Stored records
-- -- --

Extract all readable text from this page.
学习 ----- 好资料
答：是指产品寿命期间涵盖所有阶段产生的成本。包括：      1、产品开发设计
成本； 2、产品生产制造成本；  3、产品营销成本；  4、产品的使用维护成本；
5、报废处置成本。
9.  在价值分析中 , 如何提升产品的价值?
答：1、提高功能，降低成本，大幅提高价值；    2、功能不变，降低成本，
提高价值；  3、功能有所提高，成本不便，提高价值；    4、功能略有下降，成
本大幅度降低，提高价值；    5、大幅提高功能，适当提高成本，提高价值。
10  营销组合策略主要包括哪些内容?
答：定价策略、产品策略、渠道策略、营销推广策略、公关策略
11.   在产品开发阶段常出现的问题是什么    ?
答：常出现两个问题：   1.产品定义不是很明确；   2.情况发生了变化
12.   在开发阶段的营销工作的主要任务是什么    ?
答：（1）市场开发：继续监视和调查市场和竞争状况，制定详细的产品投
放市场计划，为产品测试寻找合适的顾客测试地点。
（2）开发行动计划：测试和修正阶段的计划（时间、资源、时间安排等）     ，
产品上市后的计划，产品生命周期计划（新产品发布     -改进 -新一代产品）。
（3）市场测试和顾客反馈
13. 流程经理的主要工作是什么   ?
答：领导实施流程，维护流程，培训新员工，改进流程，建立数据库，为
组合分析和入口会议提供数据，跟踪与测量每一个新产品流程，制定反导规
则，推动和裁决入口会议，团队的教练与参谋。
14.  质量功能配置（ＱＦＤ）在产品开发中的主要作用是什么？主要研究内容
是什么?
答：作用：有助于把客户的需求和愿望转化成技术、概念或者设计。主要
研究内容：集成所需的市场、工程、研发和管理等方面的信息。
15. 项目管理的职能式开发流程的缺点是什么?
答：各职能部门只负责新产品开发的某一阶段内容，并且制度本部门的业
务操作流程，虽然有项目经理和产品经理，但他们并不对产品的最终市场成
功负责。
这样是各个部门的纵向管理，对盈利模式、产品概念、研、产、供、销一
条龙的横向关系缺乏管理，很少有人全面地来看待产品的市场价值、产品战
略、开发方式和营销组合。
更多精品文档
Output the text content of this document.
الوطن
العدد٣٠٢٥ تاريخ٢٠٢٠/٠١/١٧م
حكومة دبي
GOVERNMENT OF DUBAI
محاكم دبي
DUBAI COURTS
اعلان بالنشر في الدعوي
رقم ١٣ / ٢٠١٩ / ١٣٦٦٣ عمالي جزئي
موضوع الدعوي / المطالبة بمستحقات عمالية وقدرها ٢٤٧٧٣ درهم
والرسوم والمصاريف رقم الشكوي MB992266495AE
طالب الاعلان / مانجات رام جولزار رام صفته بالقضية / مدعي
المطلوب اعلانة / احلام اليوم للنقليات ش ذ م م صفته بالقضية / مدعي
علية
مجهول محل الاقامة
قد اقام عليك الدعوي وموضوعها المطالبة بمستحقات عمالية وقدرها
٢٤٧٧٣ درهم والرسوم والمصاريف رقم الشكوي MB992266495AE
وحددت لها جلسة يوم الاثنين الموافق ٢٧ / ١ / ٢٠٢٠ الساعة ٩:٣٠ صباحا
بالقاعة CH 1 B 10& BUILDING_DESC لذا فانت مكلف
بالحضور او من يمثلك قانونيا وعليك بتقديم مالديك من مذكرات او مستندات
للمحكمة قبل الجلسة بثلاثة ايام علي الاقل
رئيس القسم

-- -- --

• Brief: What do the records say? Quote them all exactly.

• Full solution:
Extract all readable text from this page.
学习 ----- 好资料
答：是指产品寿命期间涵盖所有阶段产生的成本。包括：      1、产品开发设计
成本； 2、产品生产制造成本；  3、产品营销成本；  4、产品的使用维护成本；
5、报废处置成本。
9.  在价值分析中 , 如何提升产品的价值?
答：1、提高功能，降低成本，大幅提高价值；    2、功能不变，降低成本，
提高价值；  3、功能有所提高，成本不便，提高价值；    4、功能略有下降，成
本大幅度降低，提高价值；    5、大幅提高功能，适当提高成本，提高价值。
10  营销组合策略主要包括哪些内容?
答：定价策略、产品策略、渠道策略、营销推广策略、公关策略
11.   在产品开发阶段常出现的问题是什么    ?
答：常出现两个问题：   1.产品定义不是很明确；   2.情况发生了变化
12.   在开发阶段的营销工作的主要任务是什么    ?
答：（1）市场开发：继续监视和调查市场和竞争状况，制定详细的产品投
放市场计划，为产品测试寻找合适的顾客测试地点。
（2）开发行动计划：测试和修正阶段的计划（时间、资源、时间安排等）     ，
产品上市后的计划，产品生命周期计划（新产品发布     -改进 -新一代产品）。
（3）市场测试和顾客反馈
13. 流程经理的主要工作是什么   ?
答：领导实施流程，维护流程，培训新员工，改进流程，建立数据库，为
组合分析和入口会议提供数据，跟踪与测量每一个新产品流程，制定反导规
则，推动和裁决入口会议，团队的教练与参谋。
14.  质量功能配置（ＱＦＤ）在产品开发中的主要作用是什么？主要研究内容
是什么?
答：作用：有助于把客户的需求和愿望转化成技术、概念或者设计。主要
研究内容：集成所需的市场、工程、研发和管理等方面的信息。
15. 项目管理的职能式开发流程的缺点是什么?
答：各职能部门只负责新产品开发的某一阶段内容，并且制度本部门的业
务操作流程，虽然有项目经理和产品经理，但他们并不对产品的最终市场成
功负责。
这样是各个部门的纵向管理，对盈利模式、产品概念、研、产、供、销一
条龙的横向关系缺乏管理，很少有人全面地来看待产品的市场价值、产品战
略、开发方式和营销组合。
更多精品文档
Output the text content of this document.
الوطن
العدد٣٠٢٥ تاريخ٢٠٢٠/٠١/١٧م
حكومة دبي
GOVERNMENT OF DUBAI
محاكم دبي
DUBAI COURTS
اعلان بالنشر في الدعوي
رقم ١٣ / ٢٠١٩ / ١٣٦٦٣ عمالي جزئي
موضوع الدعوي / المطالبة بمستحقات عمالية وقدرها ٢٤٧٧٣ درهم
والرسوم والمصاريف رقم الشكوي MB992266495AE
طالب الاعلان / مانجات رام جولزار رام صفته بالقضية / مدعي
المطلوب اعلانة / احلام اليوم للنقليات ش ذ م م صفته بالقضية / مدعي
علية
مجهول محل الاقامة
قد اقام عليك الدعوي وموضوعها المطالبة بمستحقات عمالية وقدرها
٢٤٧٧٣ درهم والرسوم والمصاريف رقم الشكوي MB992266495AE
وحددت لها جلسة يوم الاثنين الموافق ٢٧ / ١ / ٢٠٢٠ الساعة ٩:٣٠ صباحا
بالقاعة CH 1 B 10& BUILDING_DESC لذا فانت مكلف
بالحضور او من يمثلك قانونيا وعليك بتقديم مالديك من مذكرات او مستندات
للمحكمة قبل الجلسة بثلاثة ايام علي الاقل
رئيس القسم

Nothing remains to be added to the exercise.